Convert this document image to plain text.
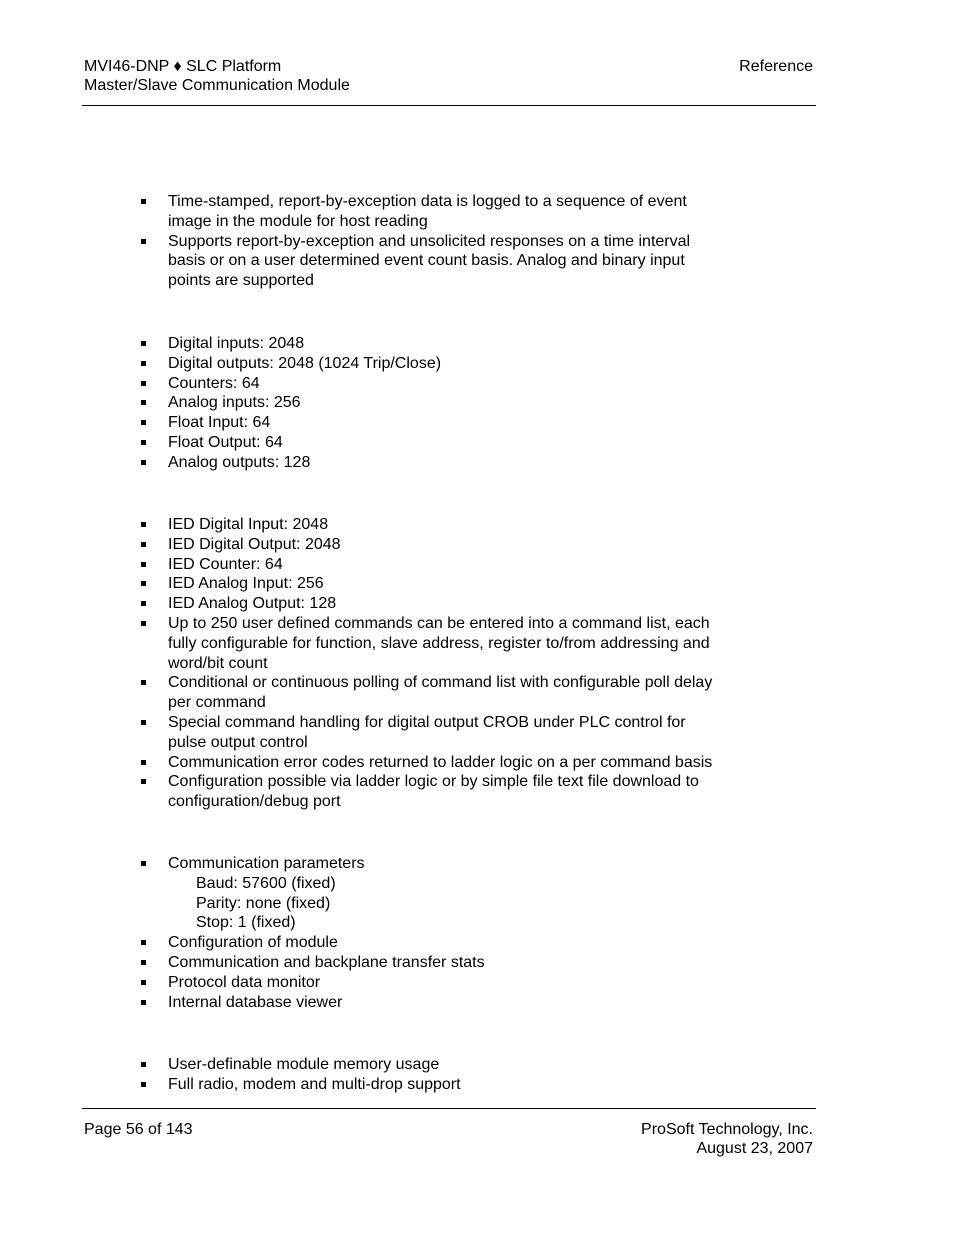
MVI46-DNP ♦ SLC Platform
Master/Slave Communication Module
Reference
Time-stamped, report-by-exception data is logged to a sequence of event
image in the module for host reading
Supports report-by-exception and unsolicited responses on a time interval
basis or on a user determined event count basis. Analog and binary input
points are supported
Digital inputs: 2048
Digital outputs: 2048 (1024 Trip/Close)
Counters: 64
Analog inputs: 256
Float Input: 64
Float Output: 64
Analog outputs: 128
IED Digital Input: 2048
IED Digital Output: 2048
IED Counter: 64
IED Analog Input: 256
IED Analog Output: 128
Up to 250 user defined commands can be entered into a command list, each
fully configurable for function, slave address, register to/from addressing and
word/bit count
Conditional or continuous polling of command list with configurable poll delay
per command
Special command handling for digital output CROB under PLC control for
pulse output control
Communication error codes returned to ladder logic on a per command basis
Configuration possible via ladder logic or by simple file text file download to
configuration/debug port
Communication parameters
Baud: 57600 (fixed)
Parity: none (fixed)
Stop: 1 (fixed)
Configuration of module
Communication and backplane transfer stats
Protocol data monitor
Internal database viewer
User-definable module memory usage
Full radio, modem and multi-drop support
Page 56 of 143	ProSoft Technology, Inc.
August 23, 2007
····················
Every line above should be repeated exactly; pictures stay out of the copy.

- **Task result**:
Convert this document image to plain text.
MVI46-DNP ♦ SLC Platform
Master/Slave Communication Module
Reference
Time-stamped, report-by-exception data is logged to a sequence of event
image in the module for host reading
Supports report-by-exception and unsolicited responses on a time interval
basis or on a user determined event count basis. Analog and binary input
points are supported
Digital inputs: 2048
Digital outputs: 2048 (1024 Trip/Close)
Counters: 64
Analog inputs: 256
Float Input: 64
Float Output: 64
Analog outputs: 128
IED Digital Input: 2048
IED Digital Output: 2048
IED Counter: 64
IED Analog Input: 256
IED Analog Output: 128
Up to 250 user defined commands can be entered into a command list, each
fully configurable for function, slave address, register to/from addressing and
word/bit count
Conditional or continuous polling of command list with configurable poll delay
per command
Special command handling for digital output CROB under PLC control for
pulse output control
Communication error codes returned to ladder logic on a per command basis
Configuration possible via ladder logic or by simple file text file download to
configuration/debug port
Communication parameters
Baud: 57600 (fixed)
Parity: none (fixed)
Stop: 1 (fixed)
Configuration of module
Communication and backplane transfer stats
Protocol data monitor
Internal database viewer
User-definable module memory usage
Full radio, modem and multi-drop support
Page 56 of 143	ProSoft Technology, Inc.
August 23, 2007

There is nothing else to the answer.